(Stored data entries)

━━━━━━━━

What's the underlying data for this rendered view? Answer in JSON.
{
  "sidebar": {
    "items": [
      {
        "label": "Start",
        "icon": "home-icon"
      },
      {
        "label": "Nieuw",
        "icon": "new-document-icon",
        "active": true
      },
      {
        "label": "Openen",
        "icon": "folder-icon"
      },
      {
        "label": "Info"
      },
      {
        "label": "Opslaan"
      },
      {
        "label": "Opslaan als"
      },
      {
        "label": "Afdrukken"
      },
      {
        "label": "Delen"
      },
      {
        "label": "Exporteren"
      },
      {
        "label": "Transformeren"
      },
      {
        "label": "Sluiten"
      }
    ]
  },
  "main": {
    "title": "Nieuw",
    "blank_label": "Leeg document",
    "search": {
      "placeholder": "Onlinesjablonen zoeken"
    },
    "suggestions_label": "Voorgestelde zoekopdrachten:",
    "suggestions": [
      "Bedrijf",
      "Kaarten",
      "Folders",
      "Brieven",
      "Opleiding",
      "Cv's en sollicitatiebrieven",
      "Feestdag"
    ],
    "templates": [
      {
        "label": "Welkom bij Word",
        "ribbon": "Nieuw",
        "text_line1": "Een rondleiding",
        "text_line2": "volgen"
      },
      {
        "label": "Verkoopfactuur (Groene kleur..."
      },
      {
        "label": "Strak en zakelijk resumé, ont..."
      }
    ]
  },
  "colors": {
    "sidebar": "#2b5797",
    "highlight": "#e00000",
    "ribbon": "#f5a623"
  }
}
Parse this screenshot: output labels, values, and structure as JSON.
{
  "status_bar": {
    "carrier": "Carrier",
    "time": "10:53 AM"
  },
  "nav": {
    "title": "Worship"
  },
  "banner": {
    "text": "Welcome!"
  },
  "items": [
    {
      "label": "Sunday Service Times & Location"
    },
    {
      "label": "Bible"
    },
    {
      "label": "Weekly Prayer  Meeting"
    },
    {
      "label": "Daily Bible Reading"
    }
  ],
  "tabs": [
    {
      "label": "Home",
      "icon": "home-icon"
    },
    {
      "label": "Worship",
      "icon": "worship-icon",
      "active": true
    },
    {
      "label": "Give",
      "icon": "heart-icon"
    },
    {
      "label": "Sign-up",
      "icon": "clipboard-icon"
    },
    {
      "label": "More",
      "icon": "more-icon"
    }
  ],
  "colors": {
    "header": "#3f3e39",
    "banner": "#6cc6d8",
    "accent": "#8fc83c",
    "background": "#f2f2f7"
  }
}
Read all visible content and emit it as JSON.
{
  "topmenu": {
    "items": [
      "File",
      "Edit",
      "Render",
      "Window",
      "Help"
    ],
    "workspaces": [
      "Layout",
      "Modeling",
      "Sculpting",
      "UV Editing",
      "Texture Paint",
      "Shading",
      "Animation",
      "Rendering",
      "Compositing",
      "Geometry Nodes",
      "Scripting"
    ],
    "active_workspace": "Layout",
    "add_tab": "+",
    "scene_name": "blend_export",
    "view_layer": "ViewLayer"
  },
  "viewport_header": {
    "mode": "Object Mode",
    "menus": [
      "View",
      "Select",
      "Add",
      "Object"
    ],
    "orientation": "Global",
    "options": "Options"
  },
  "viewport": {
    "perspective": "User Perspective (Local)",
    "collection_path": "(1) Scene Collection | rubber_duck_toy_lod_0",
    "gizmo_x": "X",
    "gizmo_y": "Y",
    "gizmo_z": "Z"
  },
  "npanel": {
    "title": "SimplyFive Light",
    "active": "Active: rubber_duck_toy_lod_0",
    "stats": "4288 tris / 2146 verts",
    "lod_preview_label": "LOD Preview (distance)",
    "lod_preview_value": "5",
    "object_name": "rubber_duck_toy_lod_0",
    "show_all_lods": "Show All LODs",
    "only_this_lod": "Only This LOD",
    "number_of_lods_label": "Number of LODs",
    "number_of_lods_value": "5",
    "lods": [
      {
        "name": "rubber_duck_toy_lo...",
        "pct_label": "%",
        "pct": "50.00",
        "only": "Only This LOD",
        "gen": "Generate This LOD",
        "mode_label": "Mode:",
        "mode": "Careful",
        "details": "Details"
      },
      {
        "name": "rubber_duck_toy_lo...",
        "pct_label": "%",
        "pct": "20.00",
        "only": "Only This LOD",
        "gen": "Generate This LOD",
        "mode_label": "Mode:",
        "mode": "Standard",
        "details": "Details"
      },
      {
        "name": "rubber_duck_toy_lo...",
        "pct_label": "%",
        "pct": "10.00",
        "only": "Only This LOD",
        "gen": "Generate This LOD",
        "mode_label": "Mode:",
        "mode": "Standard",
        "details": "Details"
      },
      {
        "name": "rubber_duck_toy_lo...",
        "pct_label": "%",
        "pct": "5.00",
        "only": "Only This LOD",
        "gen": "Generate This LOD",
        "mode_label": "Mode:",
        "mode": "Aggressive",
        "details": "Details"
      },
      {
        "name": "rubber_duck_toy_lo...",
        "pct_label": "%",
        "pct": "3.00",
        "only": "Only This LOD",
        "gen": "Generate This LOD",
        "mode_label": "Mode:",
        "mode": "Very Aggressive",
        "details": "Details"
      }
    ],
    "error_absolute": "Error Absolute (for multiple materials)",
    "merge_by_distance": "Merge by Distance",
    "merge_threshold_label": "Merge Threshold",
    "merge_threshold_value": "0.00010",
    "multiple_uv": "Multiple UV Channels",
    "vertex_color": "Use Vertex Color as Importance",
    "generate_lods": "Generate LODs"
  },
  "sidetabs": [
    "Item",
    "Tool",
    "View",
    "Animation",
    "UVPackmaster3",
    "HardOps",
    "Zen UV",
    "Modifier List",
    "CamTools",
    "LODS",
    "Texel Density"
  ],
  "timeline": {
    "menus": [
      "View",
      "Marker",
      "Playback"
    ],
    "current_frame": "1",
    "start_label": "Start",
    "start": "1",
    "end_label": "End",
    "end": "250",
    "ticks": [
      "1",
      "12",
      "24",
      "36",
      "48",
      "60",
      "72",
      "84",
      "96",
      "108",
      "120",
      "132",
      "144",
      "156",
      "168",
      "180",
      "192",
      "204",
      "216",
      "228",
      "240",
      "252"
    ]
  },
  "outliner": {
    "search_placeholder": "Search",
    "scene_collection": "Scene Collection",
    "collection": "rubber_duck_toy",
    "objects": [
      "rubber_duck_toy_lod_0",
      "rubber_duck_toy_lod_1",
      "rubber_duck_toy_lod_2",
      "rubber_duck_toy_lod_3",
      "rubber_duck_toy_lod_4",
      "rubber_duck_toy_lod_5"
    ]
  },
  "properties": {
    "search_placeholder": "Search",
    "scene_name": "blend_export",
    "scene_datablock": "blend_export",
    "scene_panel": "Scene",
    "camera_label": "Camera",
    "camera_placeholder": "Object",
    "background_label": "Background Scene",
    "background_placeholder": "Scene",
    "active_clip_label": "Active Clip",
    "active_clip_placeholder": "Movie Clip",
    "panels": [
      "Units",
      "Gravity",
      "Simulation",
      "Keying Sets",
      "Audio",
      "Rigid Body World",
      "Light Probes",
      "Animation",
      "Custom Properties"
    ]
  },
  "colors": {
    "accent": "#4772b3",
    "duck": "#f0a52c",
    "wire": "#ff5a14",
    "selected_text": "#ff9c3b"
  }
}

━━━━━━━━

* EXERCISE OBJECTIVE *
Output the lines above verbatim and in full.

* ANSWER TO THE EXERCISE *
What's the underlying data for this rendered view? Answer in JSON.
{
  "sidebar": {
    "items": [
      {
        "label": "Start",
        "icon": "home-icon"
      },
      {
        "label": "Nieuw",
        "icon": "new-document-icon",
        "active": true
      },
      {
        "label": "Openen",
        "icon": "folder-icon"
      },
      {
        "label": "Info"
      },
      {
        "label": "Opslaan"
      },
      {
        "label": "Opslaan als"
      },
      {
        "label": "Afdrukken"
      },
      {
        "label": "Delen"
      },
      {
        "label": "Exporteren"
      },
      {
        "label": "Transformeren"
      },
      {
        "label": "Sluiten"
      }
    ]
  },
  "main": {
    "title": "Nieuw",
    "blank_label": "Leeg document",
    "search": {
      "placeholder": "Onlinesjablonen zoeken"
    },
    "suggestions_label": "Voorgestelde zoekopdrachten:",
    "suggestions": [
      "Bedrijf",
      "Kaarten",
      "Folders",
      "Brieven",
      "Opleiding",
      "Cv's en sollicitatiebrieven",
      "Feestdag"
    ],
    "templates": [
      {
        "label": "Welkom bij Word",
        "ribbon": "Nieuw",
        "text_line1": "Een rondleiding",
        "text_line2": "volgen"
      },
      {
        "label": "Verkoopfactuur (Groene kleur..."
      },
      {
        "label": "Strak en zakelijk resumé, ont..."
      }
    ]
  },
  "colors": {
    "sidebar": "#2b5797",
    "highlight": "#e00000",
    "ribbon": "#f5a623"
  }
}
Parse this screenshot: output labels, values, and structure as JSON.
{
  "status_bar": {
    "carrier": "Carrier",
    "time": "10:53 AM"
  },
  "nav": {
    "title": "Worship"
  },
  "banner": {
    "text": "Welcome!"
  },
  "items": [
    {
      "label": "Sunday Service Times & Location"
    },
    {
      "label": "Bible"
    },
    {
      "label": "Weekly Prayer  Meeting"
    },
    {
      "label": "Daily Bible Reading"
    }
  ],
  "tabs": [
    {
      "label": "Home",
      "icon": "home-icon"
    },
    {
      "label": "Worship",
      "icon": "worship-icon",
      "active": true
    },
    {
      "label": "Give",
      "icon": "heart-icon"
    },
    {
      "label": "Sign-up",
      "icon": "clipboard-icon"
    },
    {
      "label": "More",
      "icon": "more-icon"
    }
  ],
  "colors": {
    "header": "#3f3e39",
    "banner": "#6cc6d8",
    "accent": "#8fc83c",
    "background": "#f2f2f7"
  }
}
Read all visible content and emit it as JSON.
{
  "topmenu": {
    "items": [
      "File",
      "Edit",
      "Render",
      "Window",
      "Help"
    ],
    "workspaces": [
      "Layout",
      "Modeling",
      "Sculpting",
      "UV Editing",
      "Texture Paint",
      "Shading",
      "Animation",
      "Rendering",
      "Compositing",
      "Geometry Nodes",
      "Scripting"
    ],
    "active_workspace": "Layout",
    "add_tab": "+",
    "scene_name": "blend_export",
    "view_layer": "ViewLayer"
  },
  "viewport_header": {
    "mode": "Object Mode",
    "menus": [
      "View",
      "Select",
      "Add",
      "Object"
    ],
    "orientation": "Global",
    "options": "Options"
  },
  "viewport": {
    "perspective": "User Perspective (Local)",
    "collection_path": "(1) Scene Collection | rubber_duck_toy_lod_0",
    "gizmo_x": "X",
    "gizmo_y": "Y",
    "gizmo_z": "Z"
  },
  "npanel": {
    "title": "SimplyFive Light",
    "active": "Active: rubber_duck_toy_lod_0",
    "stats": "4288 tris / 2146 verts",
    "lod_preview_label": "LOD Preview (distance)",
    "lod_preview_value": "5",
    "object_name": "rubber_duck_toy_lod_0",
    "show_all_lods": "Show All LODs",
    "only_this_lod": "Only This LOD",
    "number_of_lods_label": "Number of LODs",
    "number_of_lods_value": "5",
    "lods": [
      {
        "name": "rubber_duck_toy_lo...",
        "pct_label": "%",
        "pct": "50.00",
        "only": "Only This LOD",
        "gen": "Generate This LOD",
        "mode_label": "Mode:",
        "mode": "Careful",
        "details": "Details"
      },
      {
        "name": "rubber_duck_toy_lo...",
        "pct_label": "%",
        "pct": "20.00",
        "only": "Only This LOD",
        "gen": "Generate This LOD",
        "mode_label": "Mode:",
        "mode": "Standard",
        "details": "Details"
      },
      {
        "name": "rubber_duck_toy_lo...",
        "pct_label": "%",
        "pct": "10.00",
        "only": "Only This LOD",
        "gen": "Generate This LOD",
        "mode_label": "Mode:",
        "mode": "Standard",
        "details": "Details"
      },
      {
        "name": "rubber_duck_toy_lo...",
        "pct_label": "%",
        "pct": "5.00",
        "only": "Only This LOD",
        "gen": "Generate This LOD",
        "mode_label": "Mode:",
        "mode": "Aggressive",
        "details": "Details"
      },
      {
        "name": "rubber_duck_toy_lo...",
        "pct_label": "%",
        "pct": "3.00",
        "only": "Only This LOD",
        "gen": "Generate This LOD",
        "mode_label": "Mode:",
        "mode": "Very Aggressive",
        "details": "Details"
      }
    ],
    "error_absolute": "Error Absolute (for multiple materials)",
    "merge_by_distance": "Merge by Distance",
    "merge_threshold_label": "Merge Threshold",
    "merge_threshold_value": "0.00010",
    "multiple_uv": "Multiple UV Channels",
    "vertex_color": "Use Vertex Color as Importance",
    "generate_lods": "Generate LODs"
  },
  "sidetabs": [
    "Item",
    "Tool",
    "View",
    "Animation",
    "UVPackmaster3",
    "HardOps",
    "Zen UV",
    "Modifier List",
    "CamTools",
    "LODS",
    "Texel Density"
  ],
  "timeline": {
    "menus": [
      "View",
      "Marker",
      "Playback"
    ],
    "current_frame": "1",
    "start_label": "Start",
    "start": "1",
    "end_label": "End",
    "end": "250",
    "ticks": [
      "1",
      "12",
      "24",
      "36",
      "48",
      "60",
      "72",
      "84",
      "96",
      "108",
      "120",
      "132",
      "144",
      "156",
      "168",
      "180",
      "192",
      "204",
      "216",
      "228",
      "240",
      "252"
    ]
  },
  "outliner": {
    "search_placeholder": "Search",
    "scene_collection": "Scene Collection",
    "collection": "rubber_duck_toy",
    "objects": [
      "rubber_duck_toy_lod_0",
      "rubber_duck_toy_lod_1",
      "rubber_duck_toy_lod_2",
      "rubber_duck_toy_lod_3",
      "rubber_duck_toy_lod_4",
      "rubber_duck_toy_lod_5"
    ]
  },
  "properties": {
    "search_placeholder": "Search",
    "scene_name": "blend_export",
    "scene_datablock": "blend_export",
    "scene_panel": "Scene",
    "camera_label": "Camera",
    "camera_placeholder": "Object",
    "background_label": "Background Scene",
    "background_placeholder": "Scene",
    "active_clip_label": "Active Clip",
    "active_clip_placeholder": "Movie Clip",
    "panels": [
      "Units",
      "Gravity",
      "Simulation",
      "Keying Sets",
      "Audio",
      "Rigid Body World",
      "Light Probes",
      "Animation",
      "Custom Properties"
    ]
  },
  "colors": {
    "accent": "#4772b3",
    "duck": "#f0a52c",
    "wire": "#ff5a14",
    "selected_text": "#ff9c3b"
  }
}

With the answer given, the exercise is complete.